_What the task asks_
Extract every line where the string "reflects" appears.
■ ■ ■ ■
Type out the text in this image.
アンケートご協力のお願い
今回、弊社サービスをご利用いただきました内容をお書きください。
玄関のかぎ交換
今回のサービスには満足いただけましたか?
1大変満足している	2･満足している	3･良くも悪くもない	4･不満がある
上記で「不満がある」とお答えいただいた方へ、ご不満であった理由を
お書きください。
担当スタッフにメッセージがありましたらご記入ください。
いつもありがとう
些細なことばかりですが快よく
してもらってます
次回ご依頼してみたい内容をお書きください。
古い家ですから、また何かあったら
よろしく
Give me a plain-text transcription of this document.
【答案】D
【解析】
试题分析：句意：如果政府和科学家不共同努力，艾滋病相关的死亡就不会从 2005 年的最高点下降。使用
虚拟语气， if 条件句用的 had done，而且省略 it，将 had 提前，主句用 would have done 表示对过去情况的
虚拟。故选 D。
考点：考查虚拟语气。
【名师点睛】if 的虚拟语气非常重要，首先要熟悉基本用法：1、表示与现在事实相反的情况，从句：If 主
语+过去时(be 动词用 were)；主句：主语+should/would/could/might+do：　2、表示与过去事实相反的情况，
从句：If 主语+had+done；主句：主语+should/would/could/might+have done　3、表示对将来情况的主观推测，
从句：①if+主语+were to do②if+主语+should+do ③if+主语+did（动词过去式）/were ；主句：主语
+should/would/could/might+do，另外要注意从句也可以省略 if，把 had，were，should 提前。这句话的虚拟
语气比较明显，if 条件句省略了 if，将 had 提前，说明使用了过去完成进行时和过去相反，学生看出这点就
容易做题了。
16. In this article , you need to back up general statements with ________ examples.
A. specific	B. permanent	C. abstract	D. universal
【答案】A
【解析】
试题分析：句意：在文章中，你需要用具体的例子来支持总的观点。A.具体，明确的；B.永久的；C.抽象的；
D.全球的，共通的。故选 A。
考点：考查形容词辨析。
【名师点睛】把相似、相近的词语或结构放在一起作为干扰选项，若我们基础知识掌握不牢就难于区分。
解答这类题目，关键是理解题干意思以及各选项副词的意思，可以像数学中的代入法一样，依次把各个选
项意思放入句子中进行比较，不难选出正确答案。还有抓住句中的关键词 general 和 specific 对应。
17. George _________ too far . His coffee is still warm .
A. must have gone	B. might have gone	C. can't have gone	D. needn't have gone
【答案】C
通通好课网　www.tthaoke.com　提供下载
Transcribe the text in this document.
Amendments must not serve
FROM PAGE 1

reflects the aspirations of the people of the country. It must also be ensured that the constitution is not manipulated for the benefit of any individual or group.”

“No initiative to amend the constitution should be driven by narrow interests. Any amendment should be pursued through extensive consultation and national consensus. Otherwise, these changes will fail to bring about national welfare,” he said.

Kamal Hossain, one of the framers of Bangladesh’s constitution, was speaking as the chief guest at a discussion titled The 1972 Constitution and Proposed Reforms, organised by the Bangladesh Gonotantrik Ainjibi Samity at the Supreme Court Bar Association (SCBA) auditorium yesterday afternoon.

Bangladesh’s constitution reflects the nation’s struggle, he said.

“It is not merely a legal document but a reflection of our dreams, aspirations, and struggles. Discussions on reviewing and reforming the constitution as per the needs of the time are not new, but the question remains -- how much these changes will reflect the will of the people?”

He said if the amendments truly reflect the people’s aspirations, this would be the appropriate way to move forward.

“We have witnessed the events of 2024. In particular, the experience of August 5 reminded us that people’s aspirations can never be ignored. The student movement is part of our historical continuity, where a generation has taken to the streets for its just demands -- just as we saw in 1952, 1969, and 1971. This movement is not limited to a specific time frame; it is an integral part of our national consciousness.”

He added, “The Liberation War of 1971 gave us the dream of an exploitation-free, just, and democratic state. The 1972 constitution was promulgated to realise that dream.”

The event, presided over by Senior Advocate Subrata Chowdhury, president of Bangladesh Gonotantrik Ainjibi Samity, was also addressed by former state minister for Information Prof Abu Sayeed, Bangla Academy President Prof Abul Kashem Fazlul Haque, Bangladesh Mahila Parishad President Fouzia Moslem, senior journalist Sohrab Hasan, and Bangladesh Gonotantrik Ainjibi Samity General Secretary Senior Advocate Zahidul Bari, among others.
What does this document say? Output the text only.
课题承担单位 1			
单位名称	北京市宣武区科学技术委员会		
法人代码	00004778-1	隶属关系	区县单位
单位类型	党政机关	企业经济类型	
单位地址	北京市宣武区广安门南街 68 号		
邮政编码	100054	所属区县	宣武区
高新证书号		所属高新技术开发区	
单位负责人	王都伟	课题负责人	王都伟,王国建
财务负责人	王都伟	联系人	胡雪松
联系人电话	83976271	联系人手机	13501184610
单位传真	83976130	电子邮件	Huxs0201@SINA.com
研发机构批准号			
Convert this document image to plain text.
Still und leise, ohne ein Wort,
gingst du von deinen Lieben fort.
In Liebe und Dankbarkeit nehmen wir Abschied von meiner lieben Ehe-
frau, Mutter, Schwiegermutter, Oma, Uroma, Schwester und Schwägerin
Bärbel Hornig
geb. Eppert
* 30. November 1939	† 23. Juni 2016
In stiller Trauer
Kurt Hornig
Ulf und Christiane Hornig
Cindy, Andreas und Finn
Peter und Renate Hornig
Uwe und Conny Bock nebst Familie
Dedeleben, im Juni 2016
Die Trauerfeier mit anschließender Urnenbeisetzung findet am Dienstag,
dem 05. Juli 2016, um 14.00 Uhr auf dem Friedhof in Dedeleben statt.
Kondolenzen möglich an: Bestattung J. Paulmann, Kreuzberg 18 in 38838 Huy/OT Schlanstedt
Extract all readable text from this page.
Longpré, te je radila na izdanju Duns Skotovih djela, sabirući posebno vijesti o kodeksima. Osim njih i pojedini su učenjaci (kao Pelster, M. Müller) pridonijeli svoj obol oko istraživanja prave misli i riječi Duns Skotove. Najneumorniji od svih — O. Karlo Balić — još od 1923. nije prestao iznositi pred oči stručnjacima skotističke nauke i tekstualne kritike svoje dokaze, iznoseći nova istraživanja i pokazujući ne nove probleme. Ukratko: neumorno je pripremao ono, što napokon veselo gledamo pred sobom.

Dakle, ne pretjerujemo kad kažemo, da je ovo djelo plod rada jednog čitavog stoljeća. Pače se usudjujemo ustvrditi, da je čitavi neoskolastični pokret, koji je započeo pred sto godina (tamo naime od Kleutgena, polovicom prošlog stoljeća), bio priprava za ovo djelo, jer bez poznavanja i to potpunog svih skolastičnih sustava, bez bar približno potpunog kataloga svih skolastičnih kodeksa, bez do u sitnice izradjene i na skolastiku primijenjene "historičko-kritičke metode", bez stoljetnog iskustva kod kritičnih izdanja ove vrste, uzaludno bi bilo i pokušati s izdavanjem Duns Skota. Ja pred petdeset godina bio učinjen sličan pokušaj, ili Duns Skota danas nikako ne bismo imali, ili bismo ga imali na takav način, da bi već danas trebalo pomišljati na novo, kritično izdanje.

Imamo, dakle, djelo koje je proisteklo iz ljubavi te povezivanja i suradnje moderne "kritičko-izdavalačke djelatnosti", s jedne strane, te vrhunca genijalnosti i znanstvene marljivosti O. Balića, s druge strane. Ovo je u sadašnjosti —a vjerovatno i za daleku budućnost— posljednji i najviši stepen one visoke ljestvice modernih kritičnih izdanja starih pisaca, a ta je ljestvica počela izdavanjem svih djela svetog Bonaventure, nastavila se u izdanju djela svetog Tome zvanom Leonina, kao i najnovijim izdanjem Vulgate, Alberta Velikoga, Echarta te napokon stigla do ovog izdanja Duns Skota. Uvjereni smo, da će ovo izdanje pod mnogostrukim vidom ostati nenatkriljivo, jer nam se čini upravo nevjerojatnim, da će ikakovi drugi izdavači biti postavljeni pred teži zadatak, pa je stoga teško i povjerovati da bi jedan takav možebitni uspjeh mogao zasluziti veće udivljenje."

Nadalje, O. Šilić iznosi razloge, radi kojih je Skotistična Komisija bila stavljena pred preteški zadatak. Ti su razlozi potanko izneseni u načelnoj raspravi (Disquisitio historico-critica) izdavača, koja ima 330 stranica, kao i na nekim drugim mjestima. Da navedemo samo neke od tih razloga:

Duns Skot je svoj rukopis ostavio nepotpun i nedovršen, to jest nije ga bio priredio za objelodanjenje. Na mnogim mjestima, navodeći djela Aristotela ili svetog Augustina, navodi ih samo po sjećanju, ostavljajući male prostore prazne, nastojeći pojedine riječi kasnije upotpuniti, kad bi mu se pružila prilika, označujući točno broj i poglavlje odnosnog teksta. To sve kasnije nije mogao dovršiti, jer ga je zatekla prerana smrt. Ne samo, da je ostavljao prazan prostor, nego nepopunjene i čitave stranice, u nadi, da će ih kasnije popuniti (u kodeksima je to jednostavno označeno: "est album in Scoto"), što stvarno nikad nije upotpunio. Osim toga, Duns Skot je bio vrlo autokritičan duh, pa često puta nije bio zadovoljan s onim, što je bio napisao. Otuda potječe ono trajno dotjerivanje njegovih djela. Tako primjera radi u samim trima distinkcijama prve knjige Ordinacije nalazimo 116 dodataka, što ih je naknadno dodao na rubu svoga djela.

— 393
■ ■ ■ ■
_Solved exercise_
reflects the aspirations of the people of the country. It must also be ensured that the constitution is not manipulated for the benefit of any individual or group.”
Bangladesh’s constitution reflects the nation’s struggle, he said.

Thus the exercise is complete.